• Document segment:
On Navigating in Disorienting Times

posted February 16, 2025
College age kids, kind of hippo-ish, in the 1980s in March sitting on dry lawn in front of the stone wall of a swimming pool.
My friends from Tangled Up in Blue visiting my parents' pool in March.

This is a sermon I delivered at the West Cummington Church on Lay Sunday Feb 16, 2025

Right before the election of 2016, my parents sold their lovely Virginia property, our home since the early 80s. It was down a dirt road with a couple of old barns and a magnificent fifty-foot magnolia tree. It also had a swimming pool—more like a pond surrounded by trees. We girls were supposed to take turns with a long-poled pool skimmer, scooping out the decayed leaves which lingered on the surface before sinking to the bottom and plugging the drain. 

By the time my parents needed to sell the house, whose beautiful land was too much for them to be able to care for anymore, the pool was covered even in summer. The new owner was planning on tearing down the house and outbuildings, but promised to preserve the land as it was. But two years later when my parents returned to the neighborhood, hoping to walk down that old dirt road again, their property had been parceled into McMansions with tidy lots. They’d entered a foreign state. Every tree was gone, every hillock leveled. “We didn’t know where we were,” my mother said. “I mean, were we standing near the old shed, or where the magnolia tree had been?”

How do you find your spot on the earth when the very ground has vanished?

Stories like these, which those native to the Americas have been living through for centuries, are increasingly common in this era of climate change. Our daughter Lila’s friend Grant left Asheville for college right before Hurricane Helene rendered his hometown unrecognizable. “The very rivers have been re-routed,” Grant’s mother told us. “It’s hard to figure out where I am when I’m driving around. How can you orient when every landmark is missing?”

Isaiah 51:6--Lift up your eyes to the heavens, and look upon the earth beneath: for the heavens shall vanish away like smoke, and the earth shall wax old like a garment, and they that dwell therein shall die in like manner: but my salvation shall be forever, and my righteousness shall not be abolished. 

There are many ways the ground can disappear from under a person. We lose some essential, self-defining part of ourselves: an athlete gets injured and can no longer compete. A singer loses her voice. A brilliant scholar develops Alzheimer’s. An irreplaceable minister has a stroke.

• Given instruction 1: Reproduce the listing word for word, beginning at its first line and stopping after the line that contains "label-road-79: 79 — [748, 229, 756, 236]".
The sermon and the listing have no connection to each other.

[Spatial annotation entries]
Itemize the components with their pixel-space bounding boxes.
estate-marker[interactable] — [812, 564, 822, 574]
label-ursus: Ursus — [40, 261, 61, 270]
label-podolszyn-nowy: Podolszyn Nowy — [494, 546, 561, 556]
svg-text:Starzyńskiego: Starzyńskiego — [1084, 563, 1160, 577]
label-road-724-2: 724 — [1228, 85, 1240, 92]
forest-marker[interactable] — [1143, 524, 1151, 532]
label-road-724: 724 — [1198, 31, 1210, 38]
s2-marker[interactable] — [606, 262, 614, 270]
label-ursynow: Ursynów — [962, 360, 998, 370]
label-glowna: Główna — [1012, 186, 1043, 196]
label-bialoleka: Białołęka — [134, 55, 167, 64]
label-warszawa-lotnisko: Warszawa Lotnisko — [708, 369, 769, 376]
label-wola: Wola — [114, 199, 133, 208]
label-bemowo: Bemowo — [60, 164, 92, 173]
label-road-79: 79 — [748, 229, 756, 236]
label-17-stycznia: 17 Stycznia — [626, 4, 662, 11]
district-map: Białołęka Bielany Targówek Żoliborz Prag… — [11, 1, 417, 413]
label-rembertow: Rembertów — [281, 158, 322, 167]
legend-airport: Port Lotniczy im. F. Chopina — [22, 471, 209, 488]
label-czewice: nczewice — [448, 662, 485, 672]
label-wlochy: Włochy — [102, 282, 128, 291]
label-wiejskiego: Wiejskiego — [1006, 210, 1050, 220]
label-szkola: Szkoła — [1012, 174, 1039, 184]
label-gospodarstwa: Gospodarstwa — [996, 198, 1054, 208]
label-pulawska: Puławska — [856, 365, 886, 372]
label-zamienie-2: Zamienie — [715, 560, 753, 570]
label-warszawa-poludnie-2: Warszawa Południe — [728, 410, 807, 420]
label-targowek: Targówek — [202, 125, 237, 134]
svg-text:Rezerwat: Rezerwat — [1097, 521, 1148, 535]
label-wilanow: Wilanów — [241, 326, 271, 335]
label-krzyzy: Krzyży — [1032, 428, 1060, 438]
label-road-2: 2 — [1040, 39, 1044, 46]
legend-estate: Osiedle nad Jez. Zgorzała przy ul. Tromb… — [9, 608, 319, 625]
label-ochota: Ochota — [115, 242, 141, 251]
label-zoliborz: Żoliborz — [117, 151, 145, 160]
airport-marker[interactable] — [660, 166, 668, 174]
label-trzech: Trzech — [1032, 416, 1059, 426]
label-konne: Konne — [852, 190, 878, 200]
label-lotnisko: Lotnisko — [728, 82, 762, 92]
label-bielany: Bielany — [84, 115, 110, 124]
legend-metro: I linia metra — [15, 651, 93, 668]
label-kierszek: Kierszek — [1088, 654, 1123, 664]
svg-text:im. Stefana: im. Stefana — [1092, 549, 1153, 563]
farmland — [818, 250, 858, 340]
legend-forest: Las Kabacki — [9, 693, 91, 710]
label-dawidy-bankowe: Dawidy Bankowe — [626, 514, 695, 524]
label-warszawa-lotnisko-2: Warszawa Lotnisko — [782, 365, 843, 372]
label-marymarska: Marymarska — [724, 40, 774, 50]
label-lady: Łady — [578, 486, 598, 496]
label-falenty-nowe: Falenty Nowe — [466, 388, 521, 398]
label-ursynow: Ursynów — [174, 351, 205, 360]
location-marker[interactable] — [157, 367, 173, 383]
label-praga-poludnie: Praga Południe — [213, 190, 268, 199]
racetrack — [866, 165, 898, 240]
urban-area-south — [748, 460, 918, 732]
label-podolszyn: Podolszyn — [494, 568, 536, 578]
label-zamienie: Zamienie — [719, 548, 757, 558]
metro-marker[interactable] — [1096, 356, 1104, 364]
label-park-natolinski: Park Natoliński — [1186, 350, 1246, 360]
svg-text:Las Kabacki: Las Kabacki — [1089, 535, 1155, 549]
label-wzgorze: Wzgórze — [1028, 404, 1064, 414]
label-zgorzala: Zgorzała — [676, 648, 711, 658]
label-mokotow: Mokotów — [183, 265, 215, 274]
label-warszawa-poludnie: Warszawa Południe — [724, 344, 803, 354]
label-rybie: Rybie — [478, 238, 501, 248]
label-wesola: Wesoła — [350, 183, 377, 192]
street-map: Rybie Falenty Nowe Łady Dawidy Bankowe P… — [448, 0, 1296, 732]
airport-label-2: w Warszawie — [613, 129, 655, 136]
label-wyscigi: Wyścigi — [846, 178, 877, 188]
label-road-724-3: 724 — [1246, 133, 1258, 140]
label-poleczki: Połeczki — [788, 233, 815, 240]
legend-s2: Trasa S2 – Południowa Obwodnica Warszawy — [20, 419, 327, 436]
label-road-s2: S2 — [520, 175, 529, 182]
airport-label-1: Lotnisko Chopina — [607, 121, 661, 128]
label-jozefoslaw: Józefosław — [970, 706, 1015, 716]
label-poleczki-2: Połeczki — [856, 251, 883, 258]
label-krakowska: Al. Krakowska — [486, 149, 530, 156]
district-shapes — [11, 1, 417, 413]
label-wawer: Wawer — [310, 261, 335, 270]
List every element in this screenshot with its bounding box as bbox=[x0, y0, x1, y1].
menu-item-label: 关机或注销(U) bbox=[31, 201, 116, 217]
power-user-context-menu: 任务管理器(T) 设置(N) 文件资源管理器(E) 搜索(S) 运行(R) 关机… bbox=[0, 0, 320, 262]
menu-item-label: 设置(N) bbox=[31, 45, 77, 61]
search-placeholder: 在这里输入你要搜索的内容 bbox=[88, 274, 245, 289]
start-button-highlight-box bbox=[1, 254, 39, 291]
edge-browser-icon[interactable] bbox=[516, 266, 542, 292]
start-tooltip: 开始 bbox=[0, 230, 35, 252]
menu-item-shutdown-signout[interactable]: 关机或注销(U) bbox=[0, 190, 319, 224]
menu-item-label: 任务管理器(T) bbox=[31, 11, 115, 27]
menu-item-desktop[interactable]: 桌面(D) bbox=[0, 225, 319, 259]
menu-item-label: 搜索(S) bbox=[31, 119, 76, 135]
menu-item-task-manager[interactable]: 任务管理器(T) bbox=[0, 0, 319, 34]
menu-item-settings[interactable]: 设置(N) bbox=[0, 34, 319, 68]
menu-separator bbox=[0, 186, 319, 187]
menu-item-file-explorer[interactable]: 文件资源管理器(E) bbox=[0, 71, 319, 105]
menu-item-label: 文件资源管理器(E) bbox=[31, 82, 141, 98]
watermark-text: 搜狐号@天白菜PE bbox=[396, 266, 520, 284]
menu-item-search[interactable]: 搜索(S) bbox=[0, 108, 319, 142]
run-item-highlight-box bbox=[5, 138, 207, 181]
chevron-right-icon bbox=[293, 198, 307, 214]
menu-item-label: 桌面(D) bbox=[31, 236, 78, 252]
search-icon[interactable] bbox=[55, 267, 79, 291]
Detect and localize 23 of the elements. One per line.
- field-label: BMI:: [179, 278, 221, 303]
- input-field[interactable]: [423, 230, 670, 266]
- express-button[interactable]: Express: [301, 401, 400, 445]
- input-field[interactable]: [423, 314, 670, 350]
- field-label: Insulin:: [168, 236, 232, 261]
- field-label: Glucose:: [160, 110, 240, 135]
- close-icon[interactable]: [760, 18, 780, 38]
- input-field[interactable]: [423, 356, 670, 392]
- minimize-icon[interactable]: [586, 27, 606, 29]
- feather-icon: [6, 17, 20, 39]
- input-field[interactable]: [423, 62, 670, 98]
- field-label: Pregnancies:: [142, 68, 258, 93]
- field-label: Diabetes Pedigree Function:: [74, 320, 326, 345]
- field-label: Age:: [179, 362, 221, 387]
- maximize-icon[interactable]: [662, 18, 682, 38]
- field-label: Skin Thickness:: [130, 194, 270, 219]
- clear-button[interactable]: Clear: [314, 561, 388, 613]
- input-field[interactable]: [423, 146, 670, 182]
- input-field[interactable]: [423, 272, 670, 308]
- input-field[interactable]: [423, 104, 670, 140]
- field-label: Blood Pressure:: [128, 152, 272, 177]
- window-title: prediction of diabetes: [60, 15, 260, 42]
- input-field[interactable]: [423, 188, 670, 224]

• Given instruction 2: Quote the sermon exactly, beginning at the words "My friends from" and stopping after the words "plugging the drain.".

• Task output 1:
Itemize the components with their pixel-space bounding boxes.
estate-marker[interactable] — [812, 564, 822, 574]
label-ursus: Ursus — [40, 261, 61, 270]
label-podolszyn-nowy: Podolszyn Nowy — [494, 546, 561, 556]
svg-text:Starzyńskiego: Starzyńskiego — [1084, 563, 1160, 577]
label-road-724-2: 724 — [1228, 85, 1240, 92]
forest-marker[interactable] — [1143, 524, 1151, 532]
label-road-724: 724 — [1198, 31, 1210, 38]
s2-marker[interactable] — [606, 262, 614, 270]
label-ursynow: Ursynów — [962, 360, 998, 370]
label-glowna: Główna — [1012, 186, 1043, 196]
label-bialoleka: Białołęka — [134, 55, 167, 64]
label-warszawa-lotnisko: Warszawa Lotnisko — [708, 369, 769, 376]
label-wola: Wola — [114, 199, 133, 208]
label-bemowo: Bemowo — [60, 164, 92, 173]
label-road-79: 79 — [748, 229, 756, 236]

• Task output 2:
My friends from Tangled Up in Blue visiting my parents' pool in March.

This is a sermon I delivered at the West Cummington Church on Lay Sunday Feb 16, 2025

Right before the election of 2016, my parents sold their lovely Virginia property, our home since the early 80s. It was down a dirt road with a couple of old barns and a magnificent fifty-foot magnolia tree. It also had a swimming pool—more like a pond surrounded by trees. We girls were supposed to take turns with a long-poled pool skimmer, scooping out the decayed leaves which lingered on the surface before sinking to the bottom and plugging the drain.